===== Dataset entries

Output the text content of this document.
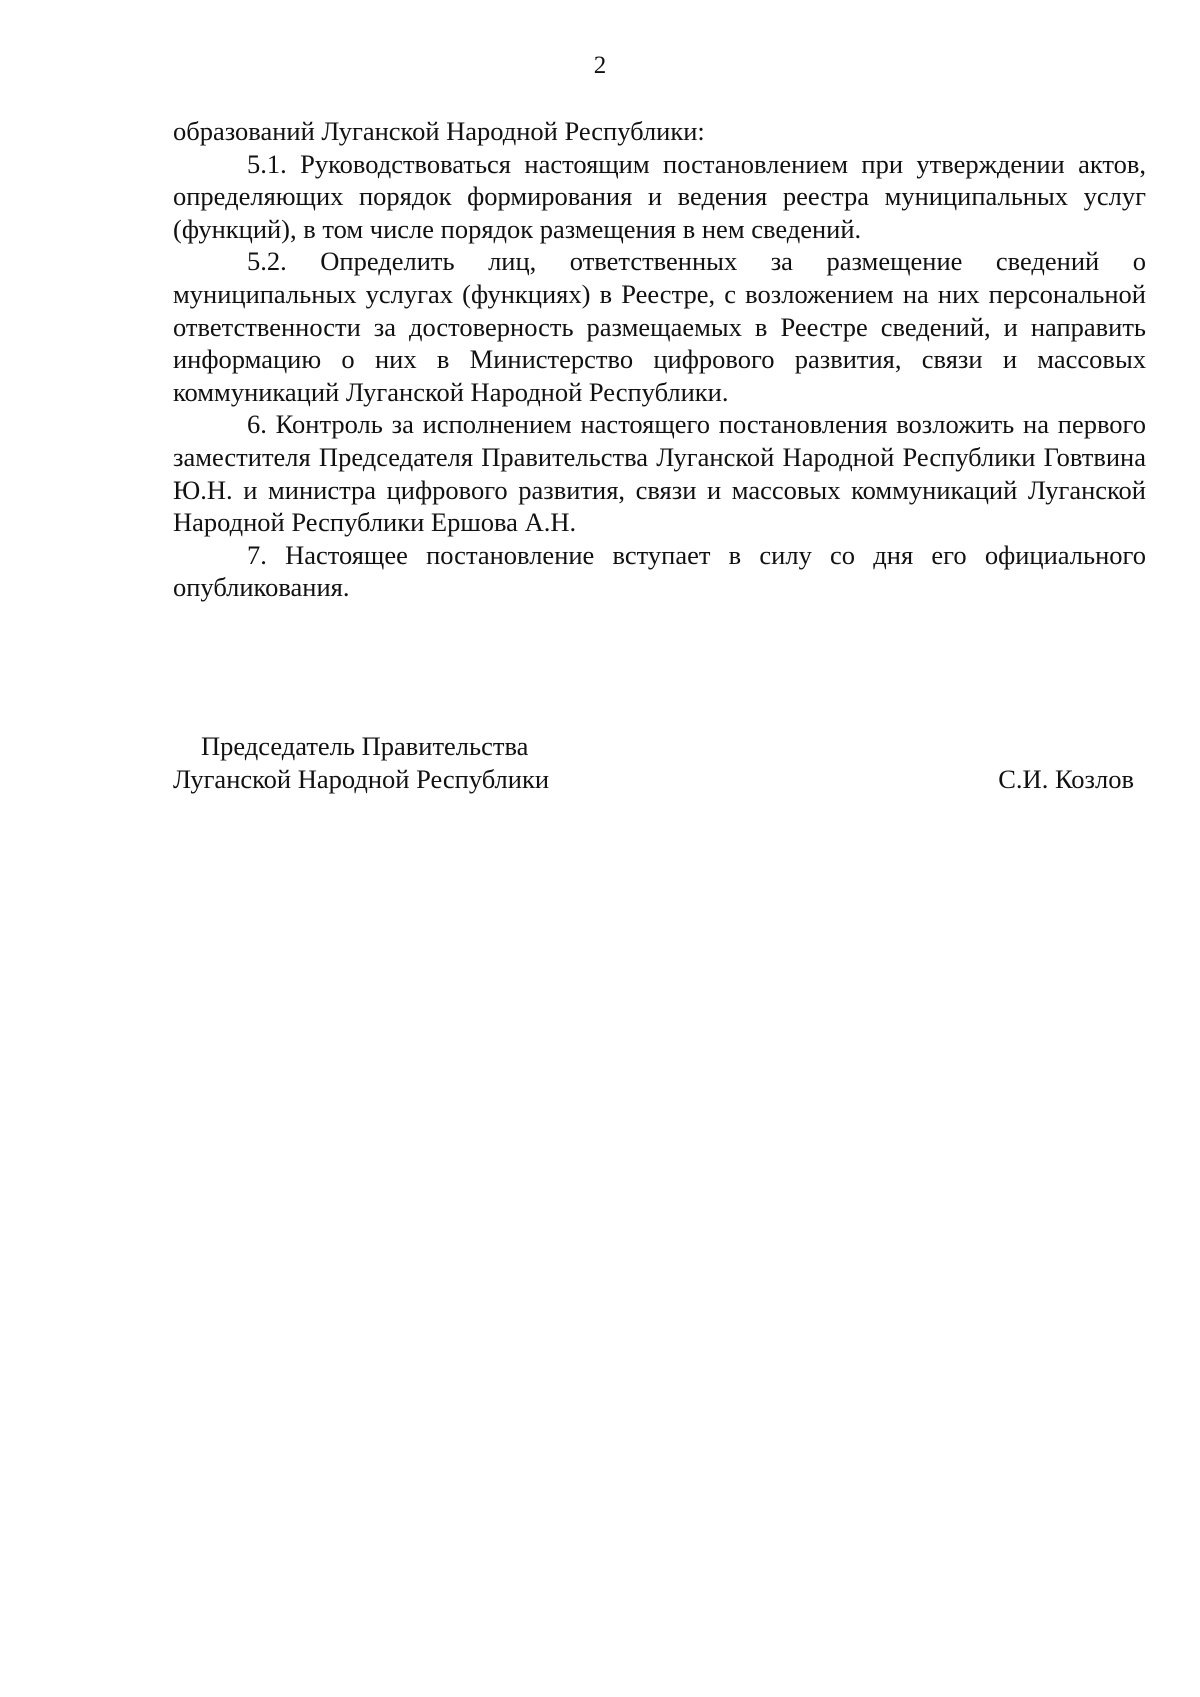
2

образований Луганской Народной Республики:

5.1. Руководствоваться настоящим постановлением при утверждении актов, определяющих порядок формирования и ведения реестра муниципальных услуг (функций), в том числе порядок размещения в нем сведений.

5.2. Определить лиц, ответственных за размещение сведений о муниципальных услугах (функциях) в Реестре, с возложением на них персональной ответственности за достоверность размещаемых в Реестре сведений, и направить информацию о них в Министерство цифрового развития, связи и массовых коммуникаций Луганской Народной Республики.

6. Контроль за исполнением настоящего постановления возложить на первого заместителя Председателя Правительства Луганской Народной Республики Говтвина Ю.Н. и министра цифрового развития, связи и массовых коммуникаций Луганской Народной Республики Ершова А.Н.

7. Настоящее постановление вступает в силу со дня его официального опубликования.

Председатель Правительства
Луганской Народной Республики	С.И. Козлов
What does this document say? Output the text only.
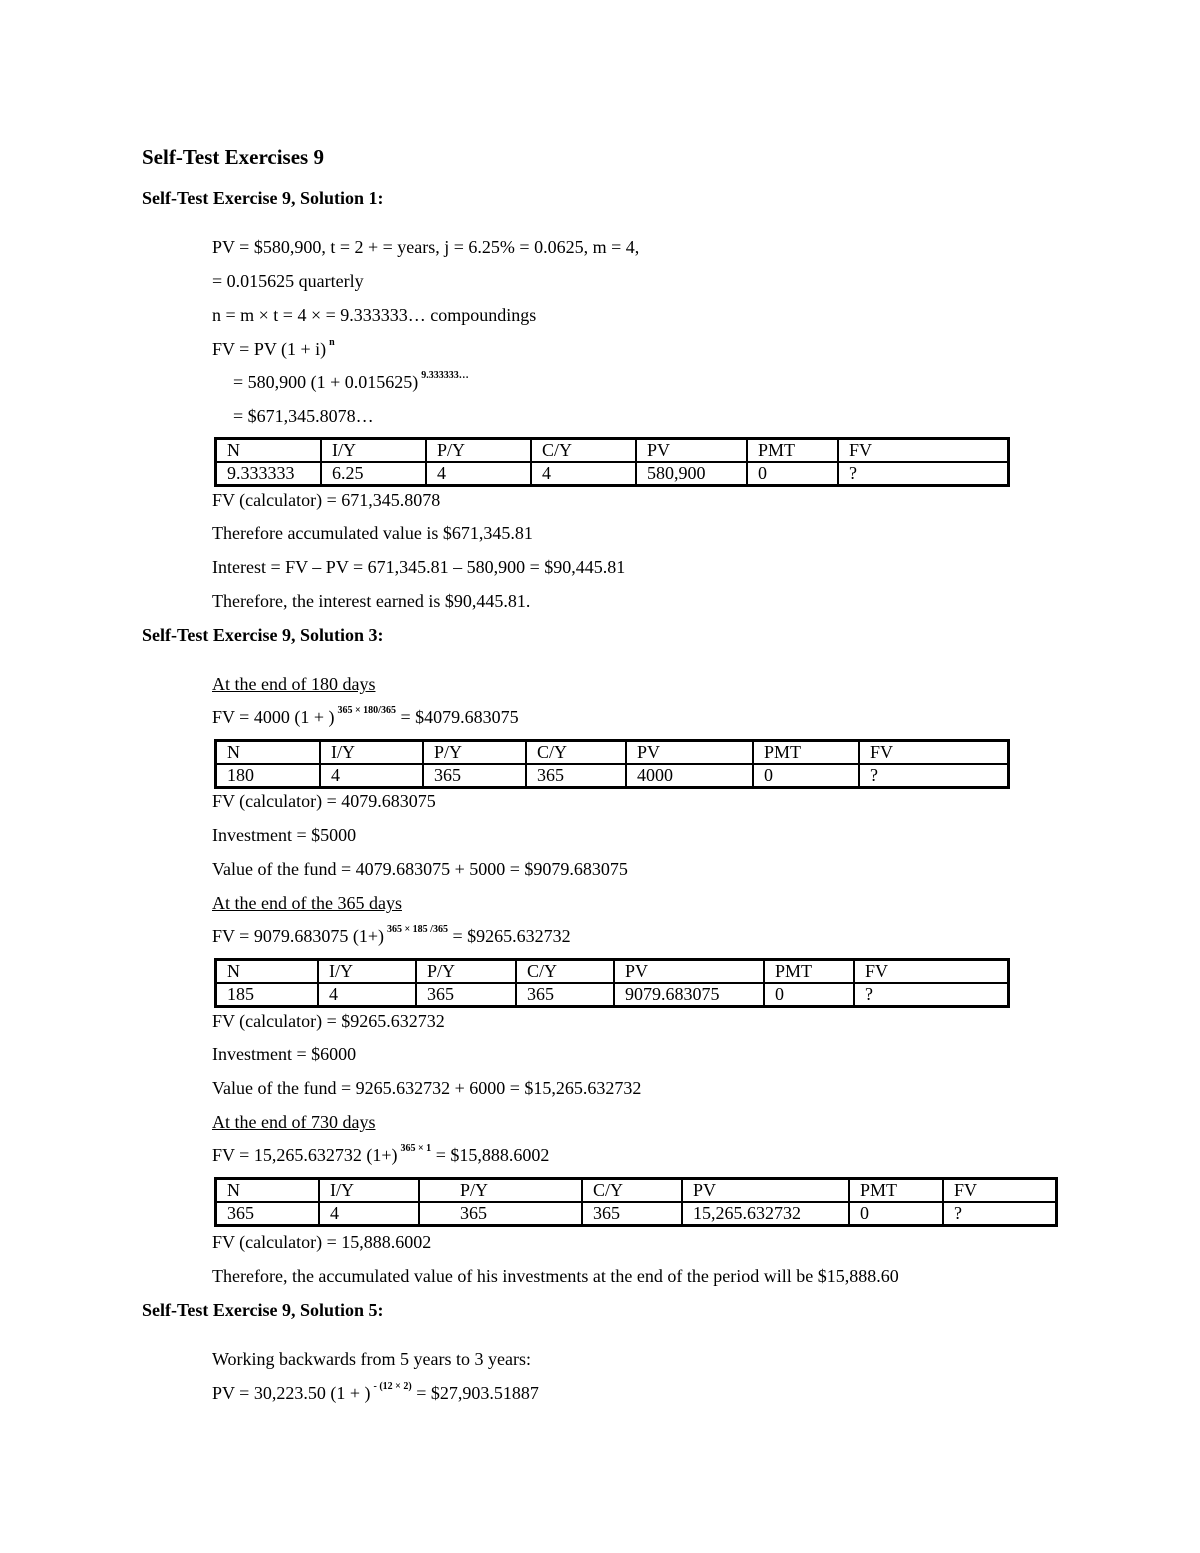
Self-Test Exercises 9
Self-Test Exercise 9, Solution 1:
PV = $580,900, t = 2 + = years, j = 6.25% = 0.0625, m = 4,
= 0.015625 quarterly
n = m × t = 4 × = 9.333333… compoundings
FV = PV (1 + i) $^n$
= 580,900 (1 + 0.015625) $^{9.333333\dots}$
= $671,345.8078…
N	I/Y	P/Y	C/Y	PV	PMT	FV
9.333333	6.25	4	4	580,900	0	?
FV (calculator) = 671,345.8078
Therefore accumulated value is $671,345.81
Interest = FV – PV = 671,345.81 – 580,900 = $90,445.81
Therefore, the interest earned is $90,445.81.
Self-Test Exercise 9, Solution 3:
At the end of 180 days
FV = 4000 (1 + ) $^{365 \times 180/365}$ = $4079.683075
N	I/Y	P/Y	C/Y	PV	PMT	FV
180	4	365	365	4000	0	?
FV (calculator) = 4079.683075
Investment = $5000
Value of the fund = 4079.683075 + 5000 = $9079.683075
At the end of the 365 days
FV = 9079.683075 (1+) $^{365 \times 185 /365}$ = $9265.632732
N	I/Y	P/Y	C/Y	PV	PMT	FV
185	4	365	365	9079.683075	0	?
FV (calculator) = $9265.632732
Investment = $6000
Value of the fund = 9265.632732 + 6000 = $15,265.632732
At the end of 730 days
FV = 15,265.632732 (1+) $^{365 \times 1}$ = $15,888.6002
N	I/Y	P/Y	C/Y	PV	PMT	FV
365	4	365	365	15,265.632732	0	?
FV (calculator) = 15,888.6002
Therefore, the accumulated value of his investments at the end of the period will be $15,888.60
Self-Test Exercise 9, Solution 5:
Working backwards from 5 years to 3 years:
PV = 30,223.50 (1 + ) $^{- (12 \times 2)}$ = $27,903.51887
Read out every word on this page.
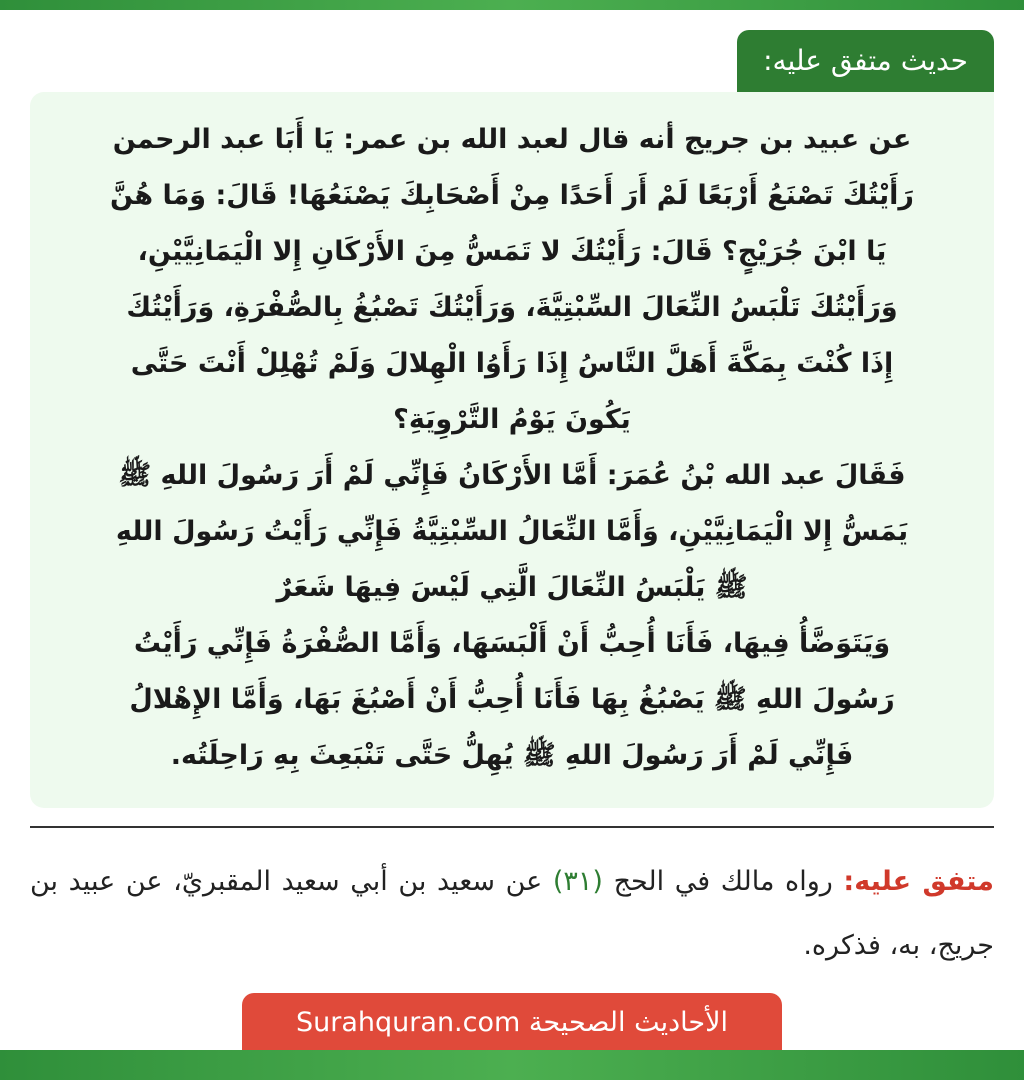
حديث متفق عليه:
عن عبيد بن جريج أنه قال لعبد الله بن عمر: يَا أَبَا عبد الرحمن
رَأَيْتُكَ تَصْنَعُ أَرْبَعًا لَمْ أَرَ أَحَدًا مِنْ أَصْحَابِكَ يَصْنَعُهَا! قَالَ: وَمَا هُنَّ
يَا ابْنَ جُرَيْجٍ؟ قَالَ: رَأَيْتُكَ لا تَمَسُّ مِنَ الأَرْكَانِ إِلا الْيَمَانِيَّيْنِ،
وَرَأَيْتُكَ تَلْبَسُ النِّعَالَ السِّبْتِيَّةَ، وَرَأَيْتُكَ تَصْبُغُ بِالصُّفْرَةِ، وَرَأَيْتُكَ
إِذَا كُنْتَ بِمَكَّةَ أَهَلَّ النَّاسُ إِذَا رَأَوُا الْهِلالَ وَلَمْ تُهْلِلْ أَنْتَ حَتَّى
يَكُونَ يَوْمُ التَّرْوِيَةِ؟
فَقَالَ عبد الله بْنُ عُمَرَ: أَمَّا الأَرْكَانُ فَإِنِّي لَمْ أَرَ رَسُولَ اللهِ ﷺ
يَمَسُّ إِلا الْيَمَانِيَّيْنِ، وَأَمَّا النِّعَالُ السِّبْتِيَّةُ فَإِنِّي رَأَيْتُ رَسُولَ اللهِ
ﷺ يَلْبَسُ النِّعَالَ الَّتِي لَيْسَ فِيهَا شَعَرٌ
وَيَتَوَضَّأُ فِيهَا، فَأَنَا أُحِبُّ أَنْ أَلْبَسَهَا، وَأَمَّا الصُّفْرَةُ فَإِنِّي رَأَيْتُ
رَسُولَ اللهِ ﷺ يَصْبُغُ بِهَا فَأَنَا أُحِبُّ أَنْ أَصْبُغَ بَهَا، وَأَمَّا الإِهْلالُ
فَإِنِّي لَمْ أَرَ رَسُولَ اللهِ ﷺ يُهِلُّ حَتَّى تَنْبَعِثَ بِهِ رَاحِلَتُه.
متفق عليه: رواه مالك في الحج (٣١) عن سعيد بن أبي سعيد المقبريّ، عن عبيد بن جريج، به، فذكره.
الأحاديث الصحيحة Surahquran.com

==========

* **Problem to solve**:
Copy each line holding the word "Therefore" from the listing above.

* **Output of the task**:
Therefore accumulated value is $671,345.81
Therefore, the interest earned is $90,445.81.
Therefore, the accumulated value of his investments at the end of the period will be $15,888.60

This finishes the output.